Begin

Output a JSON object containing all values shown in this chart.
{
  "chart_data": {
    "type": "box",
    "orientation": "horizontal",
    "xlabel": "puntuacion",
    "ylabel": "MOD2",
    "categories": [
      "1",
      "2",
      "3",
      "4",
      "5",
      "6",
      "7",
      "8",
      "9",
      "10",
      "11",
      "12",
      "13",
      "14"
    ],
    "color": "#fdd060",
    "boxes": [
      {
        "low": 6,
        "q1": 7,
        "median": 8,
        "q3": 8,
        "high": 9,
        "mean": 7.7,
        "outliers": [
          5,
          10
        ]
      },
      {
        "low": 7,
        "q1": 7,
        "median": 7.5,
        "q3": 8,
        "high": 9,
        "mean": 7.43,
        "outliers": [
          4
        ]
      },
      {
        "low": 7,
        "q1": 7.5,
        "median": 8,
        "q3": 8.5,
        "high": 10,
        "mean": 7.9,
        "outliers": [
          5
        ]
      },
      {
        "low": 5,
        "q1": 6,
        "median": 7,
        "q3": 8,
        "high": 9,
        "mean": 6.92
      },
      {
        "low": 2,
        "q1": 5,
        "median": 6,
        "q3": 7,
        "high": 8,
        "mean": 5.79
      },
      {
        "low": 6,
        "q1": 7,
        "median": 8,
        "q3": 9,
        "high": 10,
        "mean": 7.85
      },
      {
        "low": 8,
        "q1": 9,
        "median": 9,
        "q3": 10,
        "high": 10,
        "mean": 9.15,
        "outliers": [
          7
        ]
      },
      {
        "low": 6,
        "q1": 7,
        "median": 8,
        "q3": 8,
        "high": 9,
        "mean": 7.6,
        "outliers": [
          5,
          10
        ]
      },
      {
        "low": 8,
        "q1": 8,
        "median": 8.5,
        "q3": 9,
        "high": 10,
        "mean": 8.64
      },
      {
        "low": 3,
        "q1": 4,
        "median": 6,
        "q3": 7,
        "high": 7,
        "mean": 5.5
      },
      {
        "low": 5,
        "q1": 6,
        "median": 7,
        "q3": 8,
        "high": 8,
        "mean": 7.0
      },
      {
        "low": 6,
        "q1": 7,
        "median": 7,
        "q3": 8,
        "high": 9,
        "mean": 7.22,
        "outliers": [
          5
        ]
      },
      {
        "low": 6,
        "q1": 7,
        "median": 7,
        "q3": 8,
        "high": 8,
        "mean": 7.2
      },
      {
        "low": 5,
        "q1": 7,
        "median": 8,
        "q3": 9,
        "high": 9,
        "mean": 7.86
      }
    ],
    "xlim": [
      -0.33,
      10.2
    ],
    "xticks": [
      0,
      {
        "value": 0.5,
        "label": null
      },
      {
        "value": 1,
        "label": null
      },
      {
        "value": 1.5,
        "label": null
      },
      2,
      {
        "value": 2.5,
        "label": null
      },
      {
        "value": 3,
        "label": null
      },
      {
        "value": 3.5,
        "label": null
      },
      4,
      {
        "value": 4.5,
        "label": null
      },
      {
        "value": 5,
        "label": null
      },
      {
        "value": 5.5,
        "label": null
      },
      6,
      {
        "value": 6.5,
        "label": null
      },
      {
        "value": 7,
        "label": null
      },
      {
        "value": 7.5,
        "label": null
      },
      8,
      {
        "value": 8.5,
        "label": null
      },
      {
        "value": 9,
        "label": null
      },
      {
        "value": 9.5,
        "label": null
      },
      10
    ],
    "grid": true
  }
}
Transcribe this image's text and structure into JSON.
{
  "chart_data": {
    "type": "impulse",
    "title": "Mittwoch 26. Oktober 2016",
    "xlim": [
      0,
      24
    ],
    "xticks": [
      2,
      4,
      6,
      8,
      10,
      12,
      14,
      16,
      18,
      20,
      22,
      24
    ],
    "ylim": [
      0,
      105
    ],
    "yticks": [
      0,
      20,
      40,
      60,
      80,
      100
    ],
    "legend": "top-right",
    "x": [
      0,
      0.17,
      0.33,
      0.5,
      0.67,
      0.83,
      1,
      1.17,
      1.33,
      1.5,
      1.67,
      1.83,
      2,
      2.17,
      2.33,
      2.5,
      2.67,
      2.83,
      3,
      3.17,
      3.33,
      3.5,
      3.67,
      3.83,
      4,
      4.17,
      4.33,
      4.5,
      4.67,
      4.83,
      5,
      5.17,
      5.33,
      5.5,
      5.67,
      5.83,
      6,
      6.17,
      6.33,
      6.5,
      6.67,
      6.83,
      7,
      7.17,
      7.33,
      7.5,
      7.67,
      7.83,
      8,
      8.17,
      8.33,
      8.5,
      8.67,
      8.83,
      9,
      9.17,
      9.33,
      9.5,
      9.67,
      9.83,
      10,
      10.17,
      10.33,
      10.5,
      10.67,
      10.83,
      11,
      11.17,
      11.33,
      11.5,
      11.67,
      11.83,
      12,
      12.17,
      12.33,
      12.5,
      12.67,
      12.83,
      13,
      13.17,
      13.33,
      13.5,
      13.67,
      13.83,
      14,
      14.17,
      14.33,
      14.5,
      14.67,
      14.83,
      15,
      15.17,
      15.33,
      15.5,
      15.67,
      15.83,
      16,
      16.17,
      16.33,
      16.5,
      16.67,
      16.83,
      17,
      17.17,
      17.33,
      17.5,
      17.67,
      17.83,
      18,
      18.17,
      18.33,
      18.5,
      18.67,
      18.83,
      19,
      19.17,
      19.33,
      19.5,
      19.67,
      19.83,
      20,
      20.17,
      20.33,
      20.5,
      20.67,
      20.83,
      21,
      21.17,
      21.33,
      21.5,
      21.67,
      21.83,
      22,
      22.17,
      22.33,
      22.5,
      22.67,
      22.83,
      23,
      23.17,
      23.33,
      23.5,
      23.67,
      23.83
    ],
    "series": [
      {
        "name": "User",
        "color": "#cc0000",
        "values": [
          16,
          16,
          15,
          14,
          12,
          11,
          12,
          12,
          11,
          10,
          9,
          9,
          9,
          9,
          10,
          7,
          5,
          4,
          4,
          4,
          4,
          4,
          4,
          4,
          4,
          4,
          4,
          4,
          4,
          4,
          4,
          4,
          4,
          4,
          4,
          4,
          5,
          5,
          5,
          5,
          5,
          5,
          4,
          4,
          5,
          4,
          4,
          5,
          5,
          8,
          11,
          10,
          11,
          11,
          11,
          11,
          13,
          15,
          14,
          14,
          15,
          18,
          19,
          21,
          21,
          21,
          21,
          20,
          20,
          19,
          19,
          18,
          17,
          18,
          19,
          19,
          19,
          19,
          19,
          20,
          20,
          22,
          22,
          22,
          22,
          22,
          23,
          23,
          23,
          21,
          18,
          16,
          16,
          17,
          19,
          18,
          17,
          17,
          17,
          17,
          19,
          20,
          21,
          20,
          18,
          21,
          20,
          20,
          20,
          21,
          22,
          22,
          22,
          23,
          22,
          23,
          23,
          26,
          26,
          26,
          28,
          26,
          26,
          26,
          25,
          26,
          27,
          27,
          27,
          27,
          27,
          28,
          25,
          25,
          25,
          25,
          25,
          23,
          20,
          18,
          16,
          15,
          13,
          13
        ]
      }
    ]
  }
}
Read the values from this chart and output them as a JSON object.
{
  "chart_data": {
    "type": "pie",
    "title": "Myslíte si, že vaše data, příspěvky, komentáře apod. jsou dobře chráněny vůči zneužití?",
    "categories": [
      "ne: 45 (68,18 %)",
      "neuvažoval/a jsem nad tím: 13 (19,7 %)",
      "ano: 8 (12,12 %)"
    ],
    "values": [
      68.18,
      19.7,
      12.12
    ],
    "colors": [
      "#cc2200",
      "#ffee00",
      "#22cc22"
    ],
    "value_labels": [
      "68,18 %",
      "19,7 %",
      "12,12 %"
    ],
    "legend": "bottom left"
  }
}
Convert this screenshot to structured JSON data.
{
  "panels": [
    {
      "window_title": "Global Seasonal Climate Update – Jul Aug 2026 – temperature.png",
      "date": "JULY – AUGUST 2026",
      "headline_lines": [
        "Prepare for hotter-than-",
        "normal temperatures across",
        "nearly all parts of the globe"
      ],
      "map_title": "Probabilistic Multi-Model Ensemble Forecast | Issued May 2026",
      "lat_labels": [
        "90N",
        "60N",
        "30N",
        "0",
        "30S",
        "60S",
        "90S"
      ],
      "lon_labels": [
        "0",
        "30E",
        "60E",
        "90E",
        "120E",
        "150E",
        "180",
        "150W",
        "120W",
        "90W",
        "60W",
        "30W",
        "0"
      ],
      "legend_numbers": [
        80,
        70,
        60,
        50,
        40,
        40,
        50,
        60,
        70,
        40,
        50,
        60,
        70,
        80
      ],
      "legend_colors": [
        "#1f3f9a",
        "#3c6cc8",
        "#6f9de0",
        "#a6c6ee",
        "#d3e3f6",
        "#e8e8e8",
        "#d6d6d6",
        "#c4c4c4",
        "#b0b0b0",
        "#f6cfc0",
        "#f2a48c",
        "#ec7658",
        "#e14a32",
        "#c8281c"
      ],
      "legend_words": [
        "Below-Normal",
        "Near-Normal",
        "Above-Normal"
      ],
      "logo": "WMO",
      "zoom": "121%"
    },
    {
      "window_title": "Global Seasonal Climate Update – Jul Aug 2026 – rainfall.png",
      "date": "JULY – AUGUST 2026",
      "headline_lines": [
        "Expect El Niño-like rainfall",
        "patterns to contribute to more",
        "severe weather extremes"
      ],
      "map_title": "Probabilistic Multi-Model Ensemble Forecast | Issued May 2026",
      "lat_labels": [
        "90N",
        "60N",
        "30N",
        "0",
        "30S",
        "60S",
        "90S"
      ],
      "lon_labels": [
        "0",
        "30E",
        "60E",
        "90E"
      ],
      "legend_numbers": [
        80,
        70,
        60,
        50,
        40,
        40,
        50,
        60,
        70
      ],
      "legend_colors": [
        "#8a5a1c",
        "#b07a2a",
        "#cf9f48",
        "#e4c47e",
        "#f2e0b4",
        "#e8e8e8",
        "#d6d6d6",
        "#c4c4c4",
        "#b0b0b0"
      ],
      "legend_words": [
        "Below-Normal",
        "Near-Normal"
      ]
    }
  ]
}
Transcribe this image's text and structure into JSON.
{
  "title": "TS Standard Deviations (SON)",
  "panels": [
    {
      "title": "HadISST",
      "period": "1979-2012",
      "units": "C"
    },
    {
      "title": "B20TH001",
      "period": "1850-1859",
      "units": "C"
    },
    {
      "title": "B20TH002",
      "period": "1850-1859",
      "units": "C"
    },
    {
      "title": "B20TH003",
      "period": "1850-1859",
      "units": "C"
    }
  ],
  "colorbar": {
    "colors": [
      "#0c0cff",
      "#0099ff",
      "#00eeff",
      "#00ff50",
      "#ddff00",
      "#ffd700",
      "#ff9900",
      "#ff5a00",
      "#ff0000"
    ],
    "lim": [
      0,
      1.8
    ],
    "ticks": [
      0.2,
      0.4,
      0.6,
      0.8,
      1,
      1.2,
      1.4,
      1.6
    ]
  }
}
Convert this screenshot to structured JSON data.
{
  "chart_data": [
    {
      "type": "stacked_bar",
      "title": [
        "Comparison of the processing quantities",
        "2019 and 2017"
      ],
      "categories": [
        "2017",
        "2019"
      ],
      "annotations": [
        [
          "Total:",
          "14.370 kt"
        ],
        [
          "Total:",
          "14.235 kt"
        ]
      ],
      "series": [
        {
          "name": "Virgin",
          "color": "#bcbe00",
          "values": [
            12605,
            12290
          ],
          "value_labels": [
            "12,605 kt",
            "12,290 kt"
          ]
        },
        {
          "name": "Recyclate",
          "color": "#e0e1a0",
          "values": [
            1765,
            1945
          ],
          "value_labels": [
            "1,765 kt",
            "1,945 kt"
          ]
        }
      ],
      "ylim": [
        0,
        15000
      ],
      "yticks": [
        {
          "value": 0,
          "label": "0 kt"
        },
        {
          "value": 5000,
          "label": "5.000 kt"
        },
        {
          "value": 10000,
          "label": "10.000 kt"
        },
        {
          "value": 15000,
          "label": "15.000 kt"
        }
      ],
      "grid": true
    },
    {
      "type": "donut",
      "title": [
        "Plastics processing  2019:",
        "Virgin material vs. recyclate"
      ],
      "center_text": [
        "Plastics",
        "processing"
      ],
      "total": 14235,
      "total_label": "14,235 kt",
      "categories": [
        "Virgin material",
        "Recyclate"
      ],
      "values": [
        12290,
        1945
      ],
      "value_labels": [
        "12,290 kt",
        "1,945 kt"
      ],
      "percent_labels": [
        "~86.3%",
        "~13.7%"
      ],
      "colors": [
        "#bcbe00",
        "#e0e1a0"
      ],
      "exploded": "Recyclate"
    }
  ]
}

End

[WHAT TO WORK ON]
Count the lines that hold the string "type" and state that number alone.

[ANSWER]
5